なぜ、カップ麺のふたをはずさないのか?
カップ麺は、悲しい。
あの容器が、悲しい。
どんぶりに似て非なるところが、とても悲しい。
精一杯、本物のどんぶりのふりをしている。そこに、私は深い悲しみを感じるのだ。スナック麺なのに、一人前の食事として虚勢を張っている。
私は、スナック麺を本来の食事として考えていない。それを本来の一食として済ます人間にもなりたくない。
どんなに落ちぶれたとしてもだ。
だから、カップのふたは全部はずさない。
はずしたとたんに、それを本来の一食とする自分自身と対峙することになる。同時にスナック麺に「俺はれっきとした一食なのだ」という間違った認識を与えてしまう。
スナック麺のふたを全部取り去り、きちんとたたんでから、立ちのぼる湯気に目を細め、小ぜわしく割りばしを取り上げ、あろうことかそれを両の親指にはさみつつ合掌などしているところを他人に目撃などされたら…、考えただけで、私はいたたまれぬ。
ゆえに、今夜も私はカップ麺のふたをベラベラさせながら、発泡スチロールの容器に顔をうずめるのだ。
| 固定リンク
「エッセイ」カテゴリの記事
- 蕎麦と矛盾(2009.12.31)
- 決着はお白州で(2009.01.09)
- リーガルのウイングチップ(2008.11.05)
- なぜ、カップ麺のふたをはずさないのか?(2008.09.10)
- カメラマンに必要なもの(2008.05.14)
コメント
お久しぶりです。
りゅうはく堂さんのblogはおもしろいです。
ほんのささいなものから、すごい文章が展開される・・・・小さい頃から、こういった授業に会いたかったです。今からでも遅くない、私は、このblogの生徒なんです。

データソースから取った資料:
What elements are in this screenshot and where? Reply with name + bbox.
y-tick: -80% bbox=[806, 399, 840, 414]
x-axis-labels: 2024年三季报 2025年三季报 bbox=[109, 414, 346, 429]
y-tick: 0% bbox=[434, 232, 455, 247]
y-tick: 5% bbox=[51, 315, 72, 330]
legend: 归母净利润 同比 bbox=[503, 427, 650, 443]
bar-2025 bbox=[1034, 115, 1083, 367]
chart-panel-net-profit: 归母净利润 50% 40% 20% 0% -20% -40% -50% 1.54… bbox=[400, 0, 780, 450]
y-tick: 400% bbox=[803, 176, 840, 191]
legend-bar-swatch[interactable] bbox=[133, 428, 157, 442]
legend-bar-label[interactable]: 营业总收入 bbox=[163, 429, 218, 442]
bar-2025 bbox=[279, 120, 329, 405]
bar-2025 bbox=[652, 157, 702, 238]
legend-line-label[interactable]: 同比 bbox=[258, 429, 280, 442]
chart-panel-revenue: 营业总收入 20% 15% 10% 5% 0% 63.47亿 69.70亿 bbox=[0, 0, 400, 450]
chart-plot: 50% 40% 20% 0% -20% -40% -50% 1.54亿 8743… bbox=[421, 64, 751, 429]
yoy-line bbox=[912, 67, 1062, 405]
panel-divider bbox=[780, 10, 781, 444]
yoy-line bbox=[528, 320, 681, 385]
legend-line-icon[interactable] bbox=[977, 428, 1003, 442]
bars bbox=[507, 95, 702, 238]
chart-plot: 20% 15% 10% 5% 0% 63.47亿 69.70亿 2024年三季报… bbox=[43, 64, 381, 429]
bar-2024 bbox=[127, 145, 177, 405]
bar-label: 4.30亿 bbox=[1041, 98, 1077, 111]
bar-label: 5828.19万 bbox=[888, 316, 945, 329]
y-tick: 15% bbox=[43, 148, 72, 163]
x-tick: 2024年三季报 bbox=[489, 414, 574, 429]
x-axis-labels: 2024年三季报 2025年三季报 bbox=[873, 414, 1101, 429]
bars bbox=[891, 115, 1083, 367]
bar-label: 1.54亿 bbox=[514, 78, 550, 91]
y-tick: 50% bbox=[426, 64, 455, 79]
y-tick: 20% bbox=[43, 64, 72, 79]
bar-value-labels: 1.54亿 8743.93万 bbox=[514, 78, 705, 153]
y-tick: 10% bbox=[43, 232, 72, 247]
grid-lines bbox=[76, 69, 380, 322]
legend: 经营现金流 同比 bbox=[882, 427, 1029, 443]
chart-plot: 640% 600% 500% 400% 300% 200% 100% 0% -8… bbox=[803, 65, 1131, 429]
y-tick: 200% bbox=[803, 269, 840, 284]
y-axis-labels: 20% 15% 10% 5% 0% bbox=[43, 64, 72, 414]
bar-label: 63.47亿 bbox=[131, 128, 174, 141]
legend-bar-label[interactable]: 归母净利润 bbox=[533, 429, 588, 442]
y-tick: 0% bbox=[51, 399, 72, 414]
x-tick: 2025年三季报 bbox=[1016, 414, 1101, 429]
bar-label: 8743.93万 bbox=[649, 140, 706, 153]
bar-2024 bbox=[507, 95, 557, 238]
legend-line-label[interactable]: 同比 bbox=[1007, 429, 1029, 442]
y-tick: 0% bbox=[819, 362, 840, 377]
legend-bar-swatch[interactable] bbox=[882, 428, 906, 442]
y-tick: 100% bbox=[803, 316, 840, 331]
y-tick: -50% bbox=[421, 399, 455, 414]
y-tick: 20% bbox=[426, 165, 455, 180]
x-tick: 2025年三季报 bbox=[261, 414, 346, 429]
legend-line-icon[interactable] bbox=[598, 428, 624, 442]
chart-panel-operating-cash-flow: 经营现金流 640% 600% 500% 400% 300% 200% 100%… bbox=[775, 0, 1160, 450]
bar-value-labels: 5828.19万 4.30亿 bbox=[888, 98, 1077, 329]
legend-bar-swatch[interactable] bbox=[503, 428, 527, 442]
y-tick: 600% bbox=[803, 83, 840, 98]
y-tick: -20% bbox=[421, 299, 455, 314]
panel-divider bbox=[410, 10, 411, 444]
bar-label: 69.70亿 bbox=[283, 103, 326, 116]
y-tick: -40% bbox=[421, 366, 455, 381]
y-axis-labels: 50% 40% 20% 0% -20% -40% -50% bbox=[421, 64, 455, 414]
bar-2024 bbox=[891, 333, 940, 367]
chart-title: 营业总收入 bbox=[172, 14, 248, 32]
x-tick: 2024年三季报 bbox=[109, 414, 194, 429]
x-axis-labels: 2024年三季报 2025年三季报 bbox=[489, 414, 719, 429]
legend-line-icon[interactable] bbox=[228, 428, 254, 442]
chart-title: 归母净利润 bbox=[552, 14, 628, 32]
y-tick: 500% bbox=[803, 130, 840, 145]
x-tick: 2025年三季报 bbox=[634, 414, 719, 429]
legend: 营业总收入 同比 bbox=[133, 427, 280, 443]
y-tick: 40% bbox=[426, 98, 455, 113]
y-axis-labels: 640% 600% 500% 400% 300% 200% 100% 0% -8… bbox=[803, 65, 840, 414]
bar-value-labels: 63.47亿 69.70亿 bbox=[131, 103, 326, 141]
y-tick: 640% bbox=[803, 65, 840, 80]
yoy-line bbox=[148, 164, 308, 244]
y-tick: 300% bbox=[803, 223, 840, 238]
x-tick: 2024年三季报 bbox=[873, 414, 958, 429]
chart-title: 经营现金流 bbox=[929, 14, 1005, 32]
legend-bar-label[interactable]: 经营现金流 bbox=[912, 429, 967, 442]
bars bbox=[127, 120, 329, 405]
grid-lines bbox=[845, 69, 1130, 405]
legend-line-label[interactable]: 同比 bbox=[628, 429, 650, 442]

課題の要件 >>
A – カップ麺のふたの文章の本文を、二文で要約せよ。
B – カップ麺のふたの文章で、筆者がカップのふたを全部はずさないのはなぜか。本文が挙げる理由を二文で説明せよ。
C – カップ麺のふたの文章を、最後の文の後から書き継げ。

番号付き解答 >>
A – 筆者は、どんぶりのふりをして一人前の食事として虚勢を張るカップ麺を悲しく感じ、スナック麺を本来の食事とは考えていない。そのため、ふたを全部はずすことはせず、今夜もふたをベラベラさせながら容器に顔をうずめる。

B – ふたをはずしたとたんに、スナック麺を本来の一食とする自分自身と対峙することになるからである。同時に、スナック麺に「俺はれっきとした一食なのだ」という間違った認識を与えてしまうからでもある。

C –
私もふたをくっつけたまま頂く派です。一応主婦なので、家にはストックなんか、していないぞと・・・・見える場所には置いてません。小さなプライド!
合掌といえば、春にたまたま知人に連れられて、D大学の学食に行きました。そこで、新入生らしき男子学生が、私の斜め前で、合掌してから、ランチを食べ始めた光景を思い出しました。何とも素晴らしい感動ものでした。
投稿: みろく | 2008年9月12日 (金) 09時18分
(○`・ェ・)ノ【こ】【ん】【に】【ち】【ゎ】お久しぶり。
みなさん、カップ麺の食べ方にはそれぞれこだわりを持っているようですね。作り方は簡単なのに、その食べ方は奥が深い…。
いっそのこと「カップ麺道」なんていう、食作法が生まれてもいいかもしれない。
「当流派では、ふたをすべてはがし、しかる後にその裏面を上にして四方を折り曲げ、それを受け皿として利用しながらいただくのです。これにより、当流派は裏面家と称しております」…なーんてね。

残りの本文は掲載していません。